Extract ▸
*-*-*

Purpose of the Study:

  • To compare radiation-induced DNA damage responses in Lgr5+ and Lgr5- intestinal stem cells between infant and adult mice.
  • To elucidate the mechanisms underlying age-dependent susceptibility to radiation carcinogenesis.

Main Methods:

  • Utilized Lgr5-eGFP-ires-Cre mice for stem cell tracking.
  • Performed three-dimensional immunostaining and RNA sequencing.
  • Analyzed apoptosis, mitotic index, and p53 activation post-irradiation.

Main Results:

  • Radiation induced apoptosis and mitotic index more efficiently in adult Lgr5- stem cells than Lgr5+ stem cells.
  • Infant intestinal stem cells showed similar responses regardless of Lgr5 expression.
  • Adult stem cells exhibited rapid p53 activation and greater gene expression variability, with enriched cell cycle and DNA repair pathways post-irradiation.

Conclusions:

  • Radiation-induced DNA damage responses in mouse intestinal crypts differ significantly between infants and adults.
  • These age-dependent differences in stem cell response may explain varying susceptibility to radiation-induced cancer.
  • Findings highlight critical developmental windows in radiation response.

*-*-*

Dataset entries:
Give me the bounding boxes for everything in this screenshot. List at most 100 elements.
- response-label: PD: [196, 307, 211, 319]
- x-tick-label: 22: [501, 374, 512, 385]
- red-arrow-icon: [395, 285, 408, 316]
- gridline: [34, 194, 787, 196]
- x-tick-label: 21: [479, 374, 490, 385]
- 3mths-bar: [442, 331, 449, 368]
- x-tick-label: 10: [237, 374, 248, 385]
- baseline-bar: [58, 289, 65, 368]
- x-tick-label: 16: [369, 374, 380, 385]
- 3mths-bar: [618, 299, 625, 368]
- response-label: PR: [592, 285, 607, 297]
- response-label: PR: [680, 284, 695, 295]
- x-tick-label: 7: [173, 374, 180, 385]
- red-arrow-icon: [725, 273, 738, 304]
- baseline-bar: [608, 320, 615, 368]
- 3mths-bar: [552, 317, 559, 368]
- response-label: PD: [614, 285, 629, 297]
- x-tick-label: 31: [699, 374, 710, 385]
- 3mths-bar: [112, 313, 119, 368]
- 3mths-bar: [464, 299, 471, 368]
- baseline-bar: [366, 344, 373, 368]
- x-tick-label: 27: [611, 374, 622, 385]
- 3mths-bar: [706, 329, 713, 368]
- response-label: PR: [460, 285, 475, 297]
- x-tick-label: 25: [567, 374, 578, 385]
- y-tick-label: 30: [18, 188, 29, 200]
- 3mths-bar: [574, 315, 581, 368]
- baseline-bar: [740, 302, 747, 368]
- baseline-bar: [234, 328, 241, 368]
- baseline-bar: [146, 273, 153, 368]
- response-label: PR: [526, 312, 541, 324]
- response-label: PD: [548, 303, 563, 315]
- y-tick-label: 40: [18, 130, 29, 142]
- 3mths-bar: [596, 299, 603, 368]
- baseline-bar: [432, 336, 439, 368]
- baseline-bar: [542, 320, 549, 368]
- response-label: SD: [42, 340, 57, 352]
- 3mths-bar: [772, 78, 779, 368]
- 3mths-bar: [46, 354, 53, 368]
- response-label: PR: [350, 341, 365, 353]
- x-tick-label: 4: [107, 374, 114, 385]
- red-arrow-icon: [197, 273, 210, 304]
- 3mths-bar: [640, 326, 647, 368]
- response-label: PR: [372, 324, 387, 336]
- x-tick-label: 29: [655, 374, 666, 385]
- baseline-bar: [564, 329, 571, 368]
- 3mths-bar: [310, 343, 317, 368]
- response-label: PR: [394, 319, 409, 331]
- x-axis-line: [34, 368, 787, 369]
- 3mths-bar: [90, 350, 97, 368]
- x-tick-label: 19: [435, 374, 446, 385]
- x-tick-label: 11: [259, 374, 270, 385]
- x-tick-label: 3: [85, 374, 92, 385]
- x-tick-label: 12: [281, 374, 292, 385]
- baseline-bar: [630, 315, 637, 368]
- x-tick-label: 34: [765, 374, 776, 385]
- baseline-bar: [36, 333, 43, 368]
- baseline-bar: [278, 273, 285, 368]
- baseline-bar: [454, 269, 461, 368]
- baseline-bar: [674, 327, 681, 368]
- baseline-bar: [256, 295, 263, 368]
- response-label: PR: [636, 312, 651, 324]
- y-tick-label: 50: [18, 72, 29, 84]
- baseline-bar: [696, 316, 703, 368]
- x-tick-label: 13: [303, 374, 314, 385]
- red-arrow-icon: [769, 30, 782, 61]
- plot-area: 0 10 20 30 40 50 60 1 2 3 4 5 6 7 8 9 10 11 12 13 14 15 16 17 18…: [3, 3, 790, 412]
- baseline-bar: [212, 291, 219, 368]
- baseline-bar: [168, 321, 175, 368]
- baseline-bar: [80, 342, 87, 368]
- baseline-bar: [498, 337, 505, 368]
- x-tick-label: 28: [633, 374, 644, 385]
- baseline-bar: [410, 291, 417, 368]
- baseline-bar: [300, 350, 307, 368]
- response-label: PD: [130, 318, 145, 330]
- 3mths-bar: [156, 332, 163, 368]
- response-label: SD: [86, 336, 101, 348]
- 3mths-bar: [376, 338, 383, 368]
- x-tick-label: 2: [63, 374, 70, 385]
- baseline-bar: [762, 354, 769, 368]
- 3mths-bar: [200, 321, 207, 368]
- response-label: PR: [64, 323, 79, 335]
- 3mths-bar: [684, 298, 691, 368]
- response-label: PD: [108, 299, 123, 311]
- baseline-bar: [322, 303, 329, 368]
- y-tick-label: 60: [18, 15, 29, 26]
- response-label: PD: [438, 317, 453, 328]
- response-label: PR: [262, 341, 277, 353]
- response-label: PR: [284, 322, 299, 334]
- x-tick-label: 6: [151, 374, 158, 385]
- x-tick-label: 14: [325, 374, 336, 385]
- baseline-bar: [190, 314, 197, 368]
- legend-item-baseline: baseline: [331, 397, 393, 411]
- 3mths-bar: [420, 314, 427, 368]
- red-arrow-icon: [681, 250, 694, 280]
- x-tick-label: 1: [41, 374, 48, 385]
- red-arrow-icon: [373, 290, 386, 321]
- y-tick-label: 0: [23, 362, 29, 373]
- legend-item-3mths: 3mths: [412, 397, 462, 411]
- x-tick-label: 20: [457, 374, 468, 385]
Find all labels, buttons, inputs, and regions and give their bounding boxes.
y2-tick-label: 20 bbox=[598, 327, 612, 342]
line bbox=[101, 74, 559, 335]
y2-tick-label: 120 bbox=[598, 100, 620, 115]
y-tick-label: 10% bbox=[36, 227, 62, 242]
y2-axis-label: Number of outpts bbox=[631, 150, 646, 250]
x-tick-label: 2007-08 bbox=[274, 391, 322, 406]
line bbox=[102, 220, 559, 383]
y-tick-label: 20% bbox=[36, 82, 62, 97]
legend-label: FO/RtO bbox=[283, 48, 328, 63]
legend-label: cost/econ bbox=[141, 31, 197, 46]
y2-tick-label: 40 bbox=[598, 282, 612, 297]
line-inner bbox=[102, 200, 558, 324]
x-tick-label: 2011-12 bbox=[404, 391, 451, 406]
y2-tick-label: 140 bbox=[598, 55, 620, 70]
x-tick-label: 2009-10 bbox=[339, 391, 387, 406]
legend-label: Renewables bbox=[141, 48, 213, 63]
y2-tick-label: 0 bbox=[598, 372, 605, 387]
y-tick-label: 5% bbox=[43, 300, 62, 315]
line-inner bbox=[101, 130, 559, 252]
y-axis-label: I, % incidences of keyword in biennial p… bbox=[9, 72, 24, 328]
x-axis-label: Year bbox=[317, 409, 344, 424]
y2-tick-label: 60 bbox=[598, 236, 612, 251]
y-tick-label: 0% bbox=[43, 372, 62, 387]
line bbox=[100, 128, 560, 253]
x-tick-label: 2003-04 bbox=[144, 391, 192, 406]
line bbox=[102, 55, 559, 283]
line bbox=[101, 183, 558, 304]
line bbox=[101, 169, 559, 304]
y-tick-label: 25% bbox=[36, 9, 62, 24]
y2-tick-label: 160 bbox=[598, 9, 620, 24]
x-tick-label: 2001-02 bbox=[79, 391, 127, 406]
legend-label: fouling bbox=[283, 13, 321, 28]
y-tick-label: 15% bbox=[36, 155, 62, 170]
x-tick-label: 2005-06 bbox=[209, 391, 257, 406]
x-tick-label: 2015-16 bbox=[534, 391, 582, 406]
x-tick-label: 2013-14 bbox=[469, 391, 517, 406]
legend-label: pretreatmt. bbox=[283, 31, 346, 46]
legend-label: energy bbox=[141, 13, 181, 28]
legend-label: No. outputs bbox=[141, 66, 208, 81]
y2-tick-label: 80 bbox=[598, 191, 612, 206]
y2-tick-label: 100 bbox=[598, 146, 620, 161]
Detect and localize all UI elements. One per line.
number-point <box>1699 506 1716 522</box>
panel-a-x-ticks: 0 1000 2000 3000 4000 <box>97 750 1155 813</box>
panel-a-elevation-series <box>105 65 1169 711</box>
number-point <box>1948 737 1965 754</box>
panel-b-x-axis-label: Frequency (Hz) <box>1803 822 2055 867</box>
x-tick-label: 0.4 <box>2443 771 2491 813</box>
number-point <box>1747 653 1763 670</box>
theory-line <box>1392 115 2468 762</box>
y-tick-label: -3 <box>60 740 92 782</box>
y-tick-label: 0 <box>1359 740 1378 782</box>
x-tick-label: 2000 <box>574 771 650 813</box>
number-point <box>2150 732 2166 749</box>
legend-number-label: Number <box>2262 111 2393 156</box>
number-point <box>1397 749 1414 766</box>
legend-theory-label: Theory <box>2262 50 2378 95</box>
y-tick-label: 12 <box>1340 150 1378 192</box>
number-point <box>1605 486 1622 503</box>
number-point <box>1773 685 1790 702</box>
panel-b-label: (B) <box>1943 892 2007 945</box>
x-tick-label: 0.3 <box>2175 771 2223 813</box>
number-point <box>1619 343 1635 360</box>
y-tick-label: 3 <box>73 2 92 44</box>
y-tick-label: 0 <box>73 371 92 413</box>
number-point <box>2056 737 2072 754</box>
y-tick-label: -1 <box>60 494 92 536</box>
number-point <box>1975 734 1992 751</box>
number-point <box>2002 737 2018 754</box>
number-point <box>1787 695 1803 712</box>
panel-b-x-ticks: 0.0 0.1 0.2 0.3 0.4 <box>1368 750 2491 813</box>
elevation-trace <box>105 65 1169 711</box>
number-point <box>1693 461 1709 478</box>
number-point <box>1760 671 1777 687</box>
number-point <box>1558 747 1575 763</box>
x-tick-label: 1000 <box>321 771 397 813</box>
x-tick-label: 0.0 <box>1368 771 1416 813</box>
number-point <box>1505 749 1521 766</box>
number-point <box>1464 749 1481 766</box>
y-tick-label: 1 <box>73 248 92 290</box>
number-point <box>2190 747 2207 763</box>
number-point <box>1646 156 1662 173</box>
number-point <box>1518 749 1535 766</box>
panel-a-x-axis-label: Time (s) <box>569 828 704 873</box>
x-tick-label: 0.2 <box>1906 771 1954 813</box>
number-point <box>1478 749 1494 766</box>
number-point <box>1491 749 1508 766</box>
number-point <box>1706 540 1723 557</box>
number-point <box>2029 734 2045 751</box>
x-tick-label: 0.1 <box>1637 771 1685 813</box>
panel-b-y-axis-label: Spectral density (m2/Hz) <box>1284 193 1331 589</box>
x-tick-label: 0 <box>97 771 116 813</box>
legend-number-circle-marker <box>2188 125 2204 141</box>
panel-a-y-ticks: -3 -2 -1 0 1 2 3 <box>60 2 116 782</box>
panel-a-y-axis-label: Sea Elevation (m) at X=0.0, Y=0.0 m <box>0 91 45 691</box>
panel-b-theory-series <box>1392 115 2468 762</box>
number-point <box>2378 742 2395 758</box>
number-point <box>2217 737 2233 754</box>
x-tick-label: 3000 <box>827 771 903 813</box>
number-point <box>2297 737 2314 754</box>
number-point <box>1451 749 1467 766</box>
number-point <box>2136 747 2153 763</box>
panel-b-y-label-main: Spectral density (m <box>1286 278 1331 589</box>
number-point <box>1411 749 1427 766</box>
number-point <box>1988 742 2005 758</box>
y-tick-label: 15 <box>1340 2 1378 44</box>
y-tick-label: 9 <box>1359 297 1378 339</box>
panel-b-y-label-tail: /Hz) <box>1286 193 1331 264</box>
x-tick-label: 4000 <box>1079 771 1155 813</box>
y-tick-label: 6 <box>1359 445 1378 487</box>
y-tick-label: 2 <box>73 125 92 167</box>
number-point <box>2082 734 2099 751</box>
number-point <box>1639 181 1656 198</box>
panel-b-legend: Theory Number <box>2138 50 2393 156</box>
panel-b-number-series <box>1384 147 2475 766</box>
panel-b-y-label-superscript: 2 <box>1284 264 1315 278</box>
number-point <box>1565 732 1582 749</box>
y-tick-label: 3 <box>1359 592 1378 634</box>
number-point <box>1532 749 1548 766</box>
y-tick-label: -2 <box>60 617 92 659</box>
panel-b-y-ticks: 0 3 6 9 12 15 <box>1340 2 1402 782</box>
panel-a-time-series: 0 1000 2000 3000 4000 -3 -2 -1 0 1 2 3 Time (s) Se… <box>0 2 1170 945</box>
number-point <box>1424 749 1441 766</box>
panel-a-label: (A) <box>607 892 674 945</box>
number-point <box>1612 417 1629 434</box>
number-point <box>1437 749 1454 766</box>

*-*-*

What you will do ▸
- A) Answer these questions from the study summary:
(i) Which mice were used for stem cell tracking?
(ii) In adult mice, which stem cells showed more efficient induction of apoptosis and mitotic index after radiation?
(iii) Which pathways were enriched in adult stem cells after irradiation?
- B) Print the part of the study summary that begins at the words "Purpose of the" and stops after "p53 activation post-irradiation.".
Rely only on the study summary when answering.

Outputs for the tasks ▸
- A)
(i) Lgr5-eGFP-ires-Cre mice.
(ii) Lgr5- stem cells.
(iii) Cell cycle and DNA repair pathways.

- B)
Purpose of the Study:

  • To compare radiation-induced DNA damage responses in Lgr5+ and Lgr5- intestinal stem cells between infant and adult mice.
  • To elucidate the mechanisms underlying age-dependent susceptibility to radiation carcinogenesis.

Main Methods:

  • Utilized Lgr5-eGFP-ires-Cre mice for stem cell tracking.
  • Performed three-dimensional immunostaining and RNA sequencing.
  • Analyzed apoptosis, mitotic index, and p53 activation post-irradiation.